Extracted entries

**********

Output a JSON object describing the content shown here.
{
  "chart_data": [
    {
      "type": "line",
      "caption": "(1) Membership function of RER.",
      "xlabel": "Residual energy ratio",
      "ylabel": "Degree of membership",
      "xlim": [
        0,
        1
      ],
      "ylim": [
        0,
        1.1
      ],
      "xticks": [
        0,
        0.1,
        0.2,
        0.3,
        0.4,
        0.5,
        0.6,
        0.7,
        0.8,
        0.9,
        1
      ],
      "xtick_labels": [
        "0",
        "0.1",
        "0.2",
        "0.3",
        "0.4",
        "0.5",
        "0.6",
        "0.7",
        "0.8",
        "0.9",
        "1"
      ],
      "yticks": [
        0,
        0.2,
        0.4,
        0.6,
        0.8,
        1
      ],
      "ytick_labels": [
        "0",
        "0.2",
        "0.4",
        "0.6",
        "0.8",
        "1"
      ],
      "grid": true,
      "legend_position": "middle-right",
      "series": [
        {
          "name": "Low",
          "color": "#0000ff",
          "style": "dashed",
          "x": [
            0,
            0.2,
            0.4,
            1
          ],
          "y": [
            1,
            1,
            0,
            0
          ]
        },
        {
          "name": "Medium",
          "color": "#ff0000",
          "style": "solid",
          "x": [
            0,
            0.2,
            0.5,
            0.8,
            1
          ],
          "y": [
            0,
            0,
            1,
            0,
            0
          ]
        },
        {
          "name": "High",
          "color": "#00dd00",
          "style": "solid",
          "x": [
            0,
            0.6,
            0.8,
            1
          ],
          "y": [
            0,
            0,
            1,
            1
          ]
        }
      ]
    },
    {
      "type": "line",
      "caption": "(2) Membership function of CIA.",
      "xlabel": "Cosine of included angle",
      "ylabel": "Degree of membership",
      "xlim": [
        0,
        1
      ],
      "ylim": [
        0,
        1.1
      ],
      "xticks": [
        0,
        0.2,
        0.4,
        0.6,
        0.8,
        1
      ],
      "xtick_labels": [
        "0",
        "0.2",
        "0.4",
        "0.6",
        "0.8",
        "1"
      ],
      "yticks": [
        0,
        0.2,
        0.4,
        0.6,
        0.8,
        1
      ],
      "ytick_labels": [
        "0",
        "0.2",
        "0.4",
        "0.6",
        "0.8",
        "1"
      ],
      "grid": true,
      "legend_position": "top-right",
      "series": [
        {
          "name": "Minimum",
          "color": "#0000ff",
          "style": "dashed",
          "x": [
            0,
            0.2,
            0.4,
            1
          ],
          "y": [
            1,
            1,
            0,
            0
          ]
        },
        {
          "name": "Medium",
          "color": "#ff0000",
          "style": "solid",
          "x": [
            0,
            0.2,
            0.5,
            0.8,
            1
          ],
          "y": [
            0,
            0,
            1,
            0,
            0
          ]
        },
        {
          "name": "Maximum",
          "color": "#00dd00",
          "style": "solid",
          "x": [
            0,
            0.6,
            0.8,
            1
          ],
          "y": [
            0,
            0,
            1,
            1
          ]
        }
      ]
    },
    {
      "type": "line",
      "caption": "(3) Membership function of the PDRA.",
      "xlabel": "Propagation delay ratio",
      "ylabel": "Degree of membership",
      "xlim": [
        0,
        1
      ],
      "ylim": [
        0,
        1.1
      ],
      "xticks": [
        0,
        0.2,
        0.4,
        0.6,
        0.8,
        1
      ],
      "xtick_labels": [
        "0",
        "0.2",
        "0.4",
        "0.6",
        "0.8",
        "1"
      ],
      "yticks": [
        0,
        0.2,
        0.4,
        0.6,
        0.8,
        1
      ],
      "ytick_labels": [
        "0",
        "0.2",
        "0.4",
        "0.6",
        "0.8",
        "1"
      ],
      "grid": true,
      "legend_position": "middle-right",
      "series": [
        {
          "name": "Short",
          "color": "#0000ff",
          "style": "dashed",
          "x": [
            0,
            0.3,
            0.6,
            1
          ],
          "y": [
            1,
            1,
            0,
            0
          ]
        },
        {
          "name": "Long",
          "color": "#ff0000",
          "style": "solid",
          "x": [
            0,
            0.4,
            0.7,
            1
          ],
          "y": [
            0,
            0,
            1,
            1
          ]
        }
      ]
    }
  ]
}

**********

Job
Reproduce the entries above exactly.

Task result
Output a JSON object describing the content shown here.
{
  "chart_data": [
    {
      "type": "line",
      "caption": "(1) Membership function of RER.",
      "xlabel": "Residual energy ratio",
      "ylabel": "Degree of membership",
      "xlim": [
        0,
        1
      ],
      "ylim": [
        0,
        1.1
      ],
      "xticks": [
        0,
        0.1,
        0.2,
        0.3,
        0.4,
        0.5,
        0.6,
        0.7,
        0.8,
        0.9,
        1
      ],
      "xtick_labels": [
        "0",
        "0.1",
        "0.2",
        "0.3",
        "0.4",
        "0.5",
        "0.6",
        "0.7",
        "0.8",
        "0.9",
        "1"
      ],
      "yticks": [
        0,
        0.2,
        0.4,
        0.6,
        0.8,
        1
      ],
      "ytick_labels": [
        "0",
        "0.2",
        "0.4",
        "0.6",
        "0.8",
        "1"
      ],
      "grid": true,
      "legend_position": "middle-right",
      "series": [
        {
          "name": "Low",
          "color": "#0000ff",
          "style": "dashed",
          "x": [
            0,
            0.2,
            0.4,
            1
          ],
          "y": [
            1,
            1,
            0,
            0
          ]
        },
        {
          "name": "Medium",
          "color": "#ff0000",
          "style": "solid",
          "x": [
            0,
            0.2,
            0.5,
            0.8,
            1
          ],
          "y": [
            0,
            0,
            1,
            0,
            0
          ]
        },
        {
          "name": "High",
          "color": "#00dd00",
          "style": "solid",
          "x": [
            0,
            0.6,
            0.8,
            1
          ],
          "y": [
            0,
            0,
            1,
            1
          ]
        }
      ]
    },
    {
      "type": "line",
      "caption": "(2) Membership function of CIA.",
      "xlabel": "Cosine of included angle",
      "ylabel": "Degree of membership",
      "xlim": [
        0,
        1
      ],
      "ylim": [
        0,
        1.1
      ],
      "xticks": [
        0,
        0.2,
        0.4,
        0.6,
        0.8,
        1
      ],
      "xtick_labels": [
        "0",
        "0.2",
        "0.4",
        "0.6",
        "0.8",
        "1"
      ],
      "yticks": [
        0,
        0.2,
        0.4,
        0.6,
        0.8,
        1
      ],
      "ytick_labels": [
        "0",
        "0.2",
        "0.4",
        "0.6",
        "0.8",
        "1"
      ],
      "grid": true,
      "legend_position": "top-right",
      "series": [
        {
          "name": "Minimum",
          "color": "#0000ff",
          "style": "dashed",
          "x": [
            0,
            0.2,
            0.4,
            1
          ],
          "y": [
            1,
            1,
            0,
            0
          ]
        },
        {
          "name": "Medium",
          "color": "#ff0000",
          "style": "solid",
          "x": [
            0,
            0.2,
            0.5,
            0.8,
            1
          ],
          "y": [
            0,
            0,
            1,
            0,
            0
          ]
        },
        {
          "name": "Maximum",
          "color": "#00dd00",
          "style": "solid",
          "x": [
            0,
            0.6,
            0.8,
            1
          ],
          "y": [
            0,
            0,
            1,
            1
          ]
        }
      ]
    },
    {
      "type": "line",
      "caption": "(3) Membership function of the PDRA.",
      "xlabel": "Propagation delay ratio",
      "ylabel": "Degree of membership",
      "xlim": [
        0,
        1
      ],
      "ylim": [
        0,
        1.1
      ],
      "xticks": [
        0,
        0.2,
        0.4,
        0.6,
        0.8,
        1
      ],
      "xtick_labels": [
        "0",
        "0.2",
        "0.4",
        "0.6",
        "0.8",
        "1"
      ],
      "yticks": [
        0,
        0.2,
        0.4,
        0.6,
        0.8,
        1
      ],
      "ytick_labels": [
        "0",
        "0.2",
        "0.4",
        "0.6",
        "0.8",
        "1"
      ],
      "grid": true,
      "legend_position": "middle-right",
      "series": [
        {
          "name": "Short",
          "color": "#0000ff",
          "style": "dashed",
          "x": [
            0,
            0.3,
            0.6,
            1
          ],
          "y": [
            1,
            1,
            0,
            0
          ]
        },
        {
          "name": "Long",
          "color": "#ff0000",
          "style": "solid",
          "x": [
            0,
            0.4,
            0.7,
            1
          ],
          "y": [
            0,
            0,
            1,
            1
          ]
        }
      ]
    }
  ]
}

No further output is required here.